Dataset items
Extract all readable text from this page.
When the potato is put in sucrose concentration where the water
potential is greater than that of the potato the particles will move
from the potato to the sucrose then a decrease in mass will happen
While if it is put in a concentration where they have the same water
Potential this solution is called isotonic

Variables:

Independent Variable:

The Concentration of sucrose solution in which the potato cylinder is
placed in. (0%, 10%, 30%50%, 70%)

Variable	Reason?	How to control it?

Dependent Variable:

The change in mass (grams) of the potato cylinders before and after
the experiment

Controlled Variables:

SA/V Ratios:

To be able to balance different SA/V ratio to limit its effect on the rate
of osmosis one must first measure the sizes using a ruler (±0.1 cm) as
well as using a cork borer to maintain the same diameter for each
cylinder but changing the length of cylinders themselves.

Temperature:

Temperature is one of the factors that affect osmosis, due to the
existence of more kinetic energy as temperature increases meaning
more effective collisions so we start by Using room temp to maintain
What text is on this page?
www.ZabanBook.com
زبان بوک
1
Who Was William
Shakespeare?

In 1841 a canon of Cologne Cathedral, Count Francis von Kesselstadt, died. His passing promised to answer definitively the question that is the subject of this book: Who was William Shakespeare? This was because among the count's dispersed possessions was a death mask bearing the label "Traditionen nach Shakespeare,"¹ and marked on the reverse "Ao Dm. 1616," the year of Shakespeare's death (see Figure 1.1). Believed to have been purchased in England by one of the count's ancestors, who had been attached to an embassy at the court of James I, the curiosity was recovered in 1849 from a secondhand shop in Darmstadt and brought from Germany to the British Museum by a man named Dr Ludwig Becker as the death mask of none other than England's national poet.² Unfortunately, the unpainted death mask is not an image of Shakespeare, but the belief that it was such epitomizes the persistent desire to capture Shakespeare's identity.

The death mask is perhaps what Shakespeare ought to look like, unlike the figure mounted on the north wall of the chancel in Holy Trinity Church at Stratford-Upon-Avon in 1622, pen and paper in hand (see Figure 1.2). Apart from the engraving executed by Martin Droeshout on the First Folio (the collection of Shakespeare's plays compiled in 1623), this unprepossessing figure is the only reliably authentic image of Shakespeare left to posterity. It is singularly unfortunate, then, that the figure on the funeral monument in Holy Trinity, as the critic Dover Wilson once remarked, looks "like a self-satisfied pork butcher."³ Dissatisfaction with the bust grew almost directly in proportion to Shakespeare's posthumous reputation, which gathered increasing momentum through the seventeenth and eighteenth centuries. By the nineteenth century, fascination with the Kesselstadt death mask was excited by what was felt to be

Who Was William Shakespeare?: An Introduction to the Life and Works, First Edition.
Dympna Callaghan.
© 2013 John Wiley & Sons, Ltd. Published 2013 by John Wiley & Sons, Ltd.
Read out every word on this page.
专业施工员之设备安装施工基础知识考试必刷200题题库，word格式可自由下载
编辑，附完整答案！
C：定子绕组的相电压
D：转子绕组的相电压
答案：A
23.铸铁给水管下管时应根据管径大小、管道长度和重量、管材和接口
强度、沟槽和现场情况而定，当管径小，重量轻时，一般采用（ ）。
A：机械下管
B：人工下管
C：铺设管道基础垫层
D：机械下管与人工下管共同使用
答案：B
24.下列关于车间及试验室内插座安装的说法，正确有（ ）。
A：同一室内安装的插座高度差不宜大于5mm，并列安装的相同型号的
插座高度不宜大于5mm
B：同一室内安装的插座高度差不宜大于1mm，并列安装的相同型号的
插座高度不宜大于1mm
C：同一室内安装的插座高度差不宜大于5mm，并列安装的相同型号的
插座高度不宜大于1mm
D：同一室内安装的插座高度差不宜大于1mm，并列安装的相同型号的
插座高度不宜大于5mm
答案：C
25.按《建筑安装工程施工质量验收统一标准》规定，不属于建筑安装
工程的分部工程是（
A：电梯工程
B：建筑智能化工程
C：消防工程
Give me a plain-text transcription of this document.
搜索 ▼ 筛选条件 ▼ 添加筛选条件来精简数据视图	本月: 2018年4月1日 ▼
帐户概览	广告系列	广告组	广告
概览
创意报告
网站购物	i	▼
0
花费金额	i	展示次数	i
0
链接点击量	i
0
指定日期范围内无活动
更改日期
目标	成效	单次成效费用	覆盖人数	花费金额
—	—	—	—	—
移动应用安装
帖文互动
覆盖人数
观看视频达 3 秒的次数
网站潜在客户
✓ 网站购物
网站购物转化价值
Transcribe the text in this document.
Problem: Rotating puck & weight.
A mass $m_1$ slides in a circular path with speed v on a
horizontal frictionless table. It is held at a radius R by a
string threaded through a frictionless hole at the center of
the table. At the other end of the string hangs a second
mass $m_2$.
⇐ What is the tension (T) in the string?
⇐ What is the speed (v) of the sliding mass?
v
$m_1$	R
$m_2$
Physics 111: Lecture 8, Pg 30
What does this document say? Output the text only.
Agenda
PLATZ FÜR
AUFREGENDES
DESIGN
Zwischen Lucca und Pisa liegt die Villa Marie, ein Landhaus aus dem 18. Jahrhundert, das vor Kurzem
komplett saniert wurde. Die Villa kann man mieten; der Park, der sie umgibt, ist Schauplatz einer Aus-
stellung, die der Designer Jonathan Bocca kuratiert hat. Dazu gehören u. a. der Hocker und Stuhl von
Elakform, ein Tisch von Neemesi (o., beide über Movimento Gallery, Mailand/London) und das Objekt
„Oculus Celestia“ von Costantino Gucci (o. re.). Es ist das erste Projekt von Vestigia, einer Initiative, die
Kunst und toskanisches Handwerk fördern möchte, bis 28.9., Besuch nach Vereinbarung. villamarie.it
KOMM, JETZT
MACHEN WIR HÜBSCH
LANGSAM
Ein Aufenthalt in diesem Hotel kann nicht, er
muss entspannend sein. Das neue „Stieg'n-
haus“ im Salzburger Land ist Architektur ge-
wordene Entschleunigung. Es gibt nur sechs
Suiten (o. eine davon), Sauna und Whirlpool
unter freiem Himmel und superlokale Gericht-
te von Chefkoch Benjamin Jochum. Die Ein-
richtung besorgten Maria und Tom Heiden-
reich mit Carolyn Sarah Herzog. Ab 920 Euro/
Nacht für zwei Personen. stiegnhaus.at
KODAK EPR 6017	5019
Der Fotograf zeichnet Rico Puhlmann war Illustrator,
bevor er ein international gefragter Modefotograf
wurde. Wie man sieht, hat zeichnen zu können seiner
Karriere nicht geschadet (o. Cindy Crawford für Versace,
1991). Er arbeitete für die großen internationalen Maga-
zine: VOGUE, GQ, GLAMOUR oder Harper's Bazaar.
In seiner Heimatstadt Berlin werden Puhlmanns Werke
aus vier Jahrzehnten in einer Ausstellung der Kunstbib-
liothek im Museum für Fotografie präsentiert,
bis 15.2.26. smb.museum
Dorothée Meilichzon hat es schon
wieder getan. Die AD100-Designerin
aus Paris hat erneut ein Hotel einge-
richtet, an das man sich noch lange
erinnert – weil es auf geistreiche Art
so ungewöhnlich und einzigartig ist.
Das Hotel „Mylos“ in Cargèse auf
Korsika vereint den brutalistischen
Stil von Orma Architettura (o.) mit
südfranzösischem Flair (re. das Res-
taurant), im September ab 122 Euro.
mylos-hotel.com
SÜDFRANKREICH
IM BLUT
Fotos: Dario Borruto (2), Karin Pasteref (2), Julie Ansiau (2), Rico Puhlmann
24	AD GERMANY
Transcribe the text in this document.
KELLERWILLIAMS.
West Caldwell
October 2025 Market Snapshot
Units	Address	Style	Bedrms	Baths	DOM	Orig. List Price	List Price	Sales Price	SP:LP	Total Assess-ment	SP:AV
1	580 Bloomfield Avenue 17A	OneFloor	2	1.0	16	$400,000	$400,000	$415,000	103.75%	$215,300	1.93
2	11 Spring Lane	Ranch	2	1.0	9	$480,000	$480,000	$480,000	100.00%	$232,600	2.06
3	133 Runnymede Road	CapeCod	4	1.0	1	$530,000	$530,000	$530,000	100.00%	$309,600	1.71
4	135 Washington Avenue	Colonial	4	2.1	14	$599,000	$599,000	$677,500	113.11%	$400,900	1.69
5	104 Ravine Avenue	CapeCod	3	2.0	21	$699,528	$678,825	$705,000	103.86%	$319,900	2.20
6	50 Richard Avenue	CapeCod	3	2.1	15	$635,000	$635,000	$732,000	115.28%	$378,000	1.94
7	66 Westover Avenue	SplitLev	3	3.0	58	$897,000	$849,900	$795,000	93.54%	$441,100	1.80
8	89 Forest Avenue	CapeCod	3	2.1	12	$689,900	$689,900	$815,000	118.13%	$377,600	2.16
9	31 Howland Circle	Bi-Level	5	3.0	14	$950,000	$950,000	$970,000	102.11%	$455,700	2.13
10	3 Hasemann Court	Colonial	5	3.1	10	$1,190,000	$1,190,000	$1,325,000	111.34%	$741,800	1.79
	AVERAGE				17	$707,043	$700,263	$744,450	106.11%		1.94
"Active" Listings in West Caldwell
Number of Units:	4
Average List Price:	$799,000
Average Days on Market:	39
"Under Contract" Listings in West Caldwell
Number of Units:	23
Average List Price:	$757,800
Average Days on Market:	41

OBJECTIVE
Go through the records above, find every line with the word "wurde", and list those lines.

THE ANSWER
komplett saniert wurde. Die Villa kann man mieten; der Park, der sie umgibt, ist Schauplatz einer Aus-
wurde. Wie man sieht, hat zeichnen zu können seiner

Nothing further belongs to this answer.